:: Set exercise ::
Repeat the entries below exactly as they appear, with no pictures.

:: Items ::
- - - - -
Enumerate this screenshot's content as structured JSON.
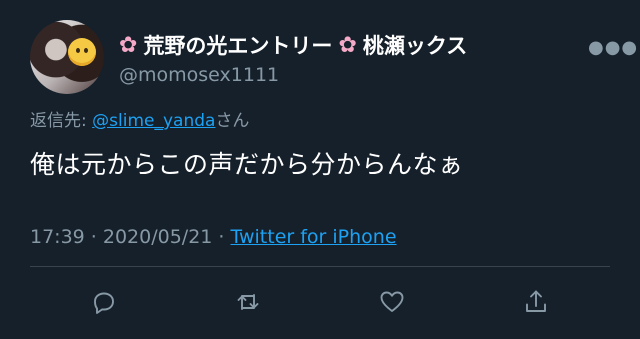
{
  "tweet": {
    "author_name": "荒野の光エントリー🌸桃瀬ックス",
    "name_parts": [
      "荒野の光エントリー",
      "桃瀬ックス"
    ],
    "handle": "@momosex1111",
    "reply_prefix": "返信先: ",
    "reply_to": "@slime_yanda",
    "reply_suffix": "さん",
    "text": "俺は元からこの声だから分からんなぁ",
    "time": "17:39 · 2020/05/21 · ",
    "source": "Twitter for iPhone"
  },
  "icons": {
    "more": "more-icon",
    "avatar": "avatar",
    "reply": "reply-icon",
    "retweet": "retweet-icon",
    "like": "like-icon",
    "share": "share-icon",
    "blossom": "cherry-blossom-icon"
  },
  "colors": {
    "background": "#15202b",
    "text": "#ffffff",
    "muted": "#8899a6",
    "link": "#1da1f2",
    "divider": "#38444d",
    "blossom": "#f4a9c6"
  }
}
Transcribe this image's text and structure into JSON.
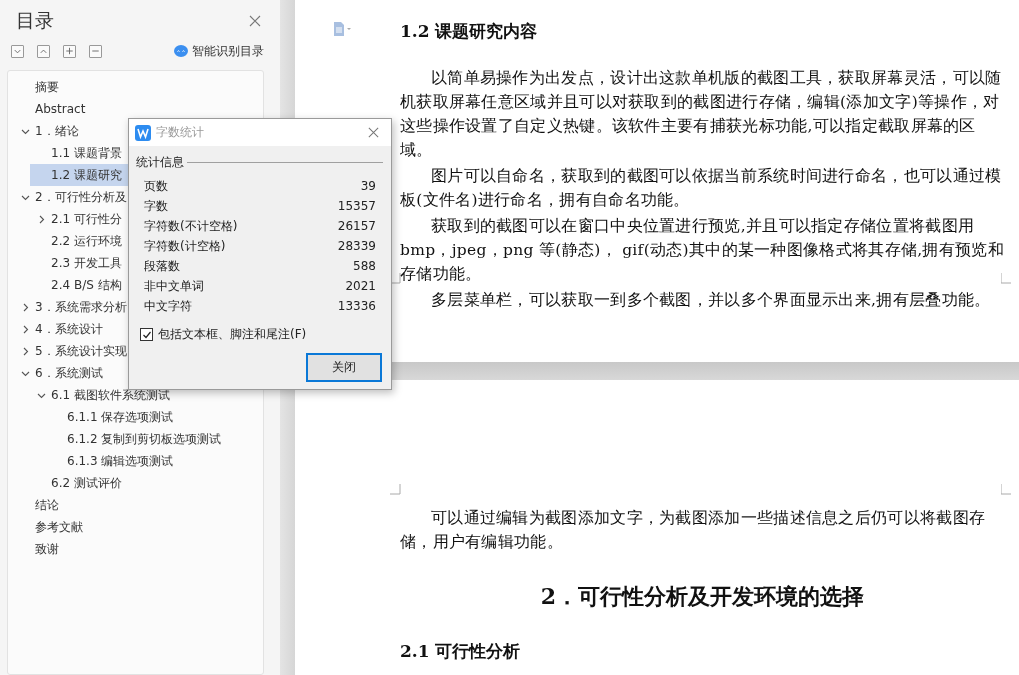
{
  "sidebar": {
    "title": "目录",
    "smart_button": "智能识别目录",
    "items": [
      {
        "label": "摘要",
        "selected": false
      },
      {
        "label": "Abstract",
        "selected": false
      },
      {
        "label": "1．绪论",
        "selected": false,
        "expanded": true,
        "children": [
          {
            "label": "1.1 课题背景",
            "selected": false
          },
          {
            "label": "1.2 课题研究",
            "selected": true
          }
        ]
      },
      {
        "label": "2．可行性分析及",
        "selected": false,
        "expanded": true,
        "children": [
          {
            "label": "2.1 可行性分",
            "selected": false,
            "expanded": false
          },
          {
            "label": "2.2 运行环境",
            "selected": false
          },
          {
            "label": "2.3 开发工具",
            "selected": false
          },
          {
            "label": "2.4 B/S 结构",
            "selected": false
          }
        ]
      },
      {
        "label": "3．系统需求分析",
        "selected": false,
        "expanded": false
      },
      {
        "label": "4．系统设计",
        "selected": false,
        "expanded": false
      },
      {
        "label": "5．系统设计实现",
        "selected": false,
        "expanded": false
      },
      {
        "label": "6．系统测试",
        "selected": false,
        "expanded": true,
        "children": [
          {
            "label": "6.1 截图软件系统测试",
            "selected": false,
            "expanded": true,
            "children": [
              {
                "label": "6.1.1 保存选项测试",
                "selected": false
              },
              {
                "label": "6.1.2 复制到剪切板选项测试",
                "selected": false
              },
              {
                "label": "6.1.3 编辑选项测试",
                "selected": false
              }
            ]
          },
          {
            "label": "6.2 测试评价",
            "selected": false
          }
        ]
      },
      {
        "label": "结论",
        "selected": false
      },
      {
        "label": "参考文献",
        "selected": false
      },
      {
        "label": "致谢",
        "selected": false
      }
    ]
  },
  "dialog": {
    "title": "字数统计",
    "group": "统计信息",
    "stats": [
      {
        "label": "页数",
        "value": "39"
      },
      {
        "label": "字数",
        "value": "15357"
      },
      {
        "label": "字符数(不计空格)",
        "value": "26157"
      },
      {
        "label": "字符数(计空格)",
        "value": "28339"
      },
      {
        "label": "段落数",
        "value": "588"
      },
      {
        "label": "非中文单词",
        "value": "2021"
      },
      {
        "label": "中文字符",
        "value": "13336"
      }
    ],
    "checkbox": {
      "label": "包括文本框、脚注和尾注(F)",
      "checked": true
    },
    "button": "关闭"
  },
  "document": {
    "pages": [
      {
        "blocks": [
          {
            "kind": "heading",
            "text": "1.2 课题研究内容"
          },
          {
            "kind": "paragraph",
            "text": "以简单易操作为出发点，设计出这款单机版的截图工具，获取屏幕灵活，可以随机获取屏幕任意区域并且可以对获取到的截图进行存储，编辑(添加文字)等操作，对这些操作设置了自定义热键。该软件主要有捕获光标功能,可以指定截取屏幕的区域。"
          },
          {
            "kind": "paragraph",
            "text": "图片可以自命名，获取到的截图可以依据当前系统时间进行命名，也可以通过模板(文件名)进行命名，拥有自命名功能。"
          },
          {
            "kind": "paragraph",
            "text": "获取到的截图可以在窗口中央位置进行预览,并且可以指定存储位置将截图用 bmp，jpeg，png 等(静态)，  gif(动态)其中的某一种图像格式将其存储,拥有预览和存储功能。"
          },
          {
            "kind": "paragraph",
            "text": "多层菜单栏，可以获取一到多个截图，并以多个界面显示出来,拥有层叠功能。"
          }
        ]
      },
      {
        "blocks": [
          {
            "kind": "paragraph",
            "text": "可以通过编辑为截图添加文字，为截图添加一些描述信息之后仍可以将截图存储，用户有编辑功能。"
          },
          {
            "kind": "chapter",
            "text": "2．可行性分析及开发环境的选择"
          },
          {
            "kind": "heading",
            "text": "2.1 可行性分析"
          }
        ]
      }
    ]
  }
}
- - - - -
:: Solution to this problem ::
Enumerate this screenshot's content as structured JSON.
{
  "tweet": {
    "author_name": "荒野の光エントリー🌸桃瀬ックス",
    "name_parts": [
      "荒野の光エントリー",
      "桃瀬ックス"
    ],
    "handle": "@momosex1111",
    "reply_prefix": "返信先: ",
    "reply_to": "@slime_yanda",
    "reply_suffix": "さん",
    "text": "俺は元からこの声だから分からんなぁ",
    "time": "17:39 · 2020/05/21 · ",
    "source": "Twitter for iPhone"
  },
  "icons": {
    "more": "more-icon",
    "avatar": "avatar",
    "reply": "reply-icon",
    "retweet": "retweet-icon",
    "like": "like-icon",
    "share": "share-icon",
    "blossom": "cherry-blossom-icon"
  },
  "colors": {
    "background": "#15202b",
    "text": "#ffffff",
    "muted": "#8899a6",
    "link": "#1da1f2",
    "divider": "#38444d",
    "blossom": "#f4a9c6"
  }
}
Transcribe this image's text and structure into JSON.
{
  "sidebar": {
    "title": "目录",
    "smart_button": "智能识别目录",
    "items": [
      {
        "label": "摘要",
        "selected": false
      },
      {
        "label": "Abstract",
        "selected": false
      },
      {
        "label": "1．绪论",
        "selected": false,
        "expanded": true,
        "children": [
          {
            "label": "1.1 课题背景",
            "selected": false
          },
          {
            "label": "1.2 课题研究",
            "selected": true
          }
        ]
      },
      {
        "label": "2．可行性分析及",
        "selected": false,
        "expanded": true,
        "children": [
          {
            "label": "2.1 可行性分",
            "selected": false,
            "expanded": false
          },
          {
            "label": "2.2 运行环境",
            "selected": false
          },
          {
            "label": "2.3 开发工具",
            "selected": false
          },
          {
            "label": "2.4 B/S 结构",
            "selected": false
          }
        ]
      },
      {
        "label": "3．系统需求分析",
        "selected": false,
        "expanded": false
      },
      {
        "label": "4．系统设计",
        "selected": false,
        "expanded": false
      },
      {
        "label": "5．系统设计实现",
        "selected": false,
        "expanded": false
      },
      {
        "label": "6．系统测试",
        "selected": false,
        "expanded": true,
        "children": [
          {
            "label": "6.1 截图软件系统测试",
            "selected": false,
            "expanded": true,
            "children": [
              {
                "label": "6.1.1 保存选项测试",
                "selected": false
              },
              {
                "label": "6.1.2 复制到剪切板选项测试",
                "selected": false
              },
              {
                "label": "6.1.3 编辑选项测试",
                "selected": false
              }
            ]
          },
          {
            "label": "6.2 测试评价",
            "selected": false
          }
        ]
      },
      {
        "label": "结论",
        "selected": false
      },
      {
        "label": "参考文献",
        "selected": false
      },
      {
        "label": "致谢",
        "selected": false
      }
    ]
  },
  "dialog": {
    "title": "字数统计",
    "group": "统计信息",
    "stats": [
      {
        "label": "页数",
        "value": "39"
      },
      {
        "label": "字数",
        "value": "15357"
      },
      {
        "label": "字符数(不计空格)",
        "value": "26157"
      },
      {
        "label": "字符数(计空格)",
        "value": "28339"
      },
      {
        "label": "段落数",
        "value": "588"
      },
      {
        "label": "非中文单词",
        "value": "2021"
      },
      {
        "label": "中文字符",
        "value": "13336"
      }
    ],
    "checkbox": {
      "label": "包括文本框、脚注和尾注(F)",
      "checked": true
    },
    "button": "关闭"
  },
  "document": {
    "pages": [
      {
        "blocks": [
          {
            "kind": "heading",
            "text": "1.2 课题研究内容"
          },
          {
            "kind": "paragraph",
            "text": "以简单易操作为出发点，设计出这款单机版的截图工具，获取屏幕灵活，可以随机获取屏幕任意区域并且可以对获取到的截图进行存储，编辑(添加文字)等操作，对这些操作设置了自定义热键。该软件主要有捕获光标功能,可以指定截取屏幕的区域。"
          },
          {
            "kind": "paragraph",
            "text": "图片可以自命名，获取到的截图可以依据当前系统时间进行命名，也可以通过模板(文件名)进行命名，拥有自命名功能。"
          },
          {
            "kind": "paragraph",
            "text": "获取到的截图可以在窗口中央位置进行预览,并且可以指定存储位置将截图用 bmp，jpeg，png 等(静态)，  gif(动态)其中的某一种图像格式将其存储,拥有预览和存储功能。"
          },
          {
            "kind": "paragraph",
            "text": "多层菜单栏，可以获取一到多个截图，并以多个界面显示出来,拥有层叠功能。"
          }
        ]
      },
      {
        "blocks": [
          {
            "kind": "paragraph",
            "text": "可以通过编辑为截图添加文字，为截图添加一些描述信息之后仍可以将截图存储，用户有编辑功能。"
          },
          {
            "kind": "chapter",
            "text": "2．可行性分析及开发环境的选择"
          },
          {
            "kind": "heading",
            "text": "2.1 可行性分析"
          }
        ]
      }
    ]
  }
}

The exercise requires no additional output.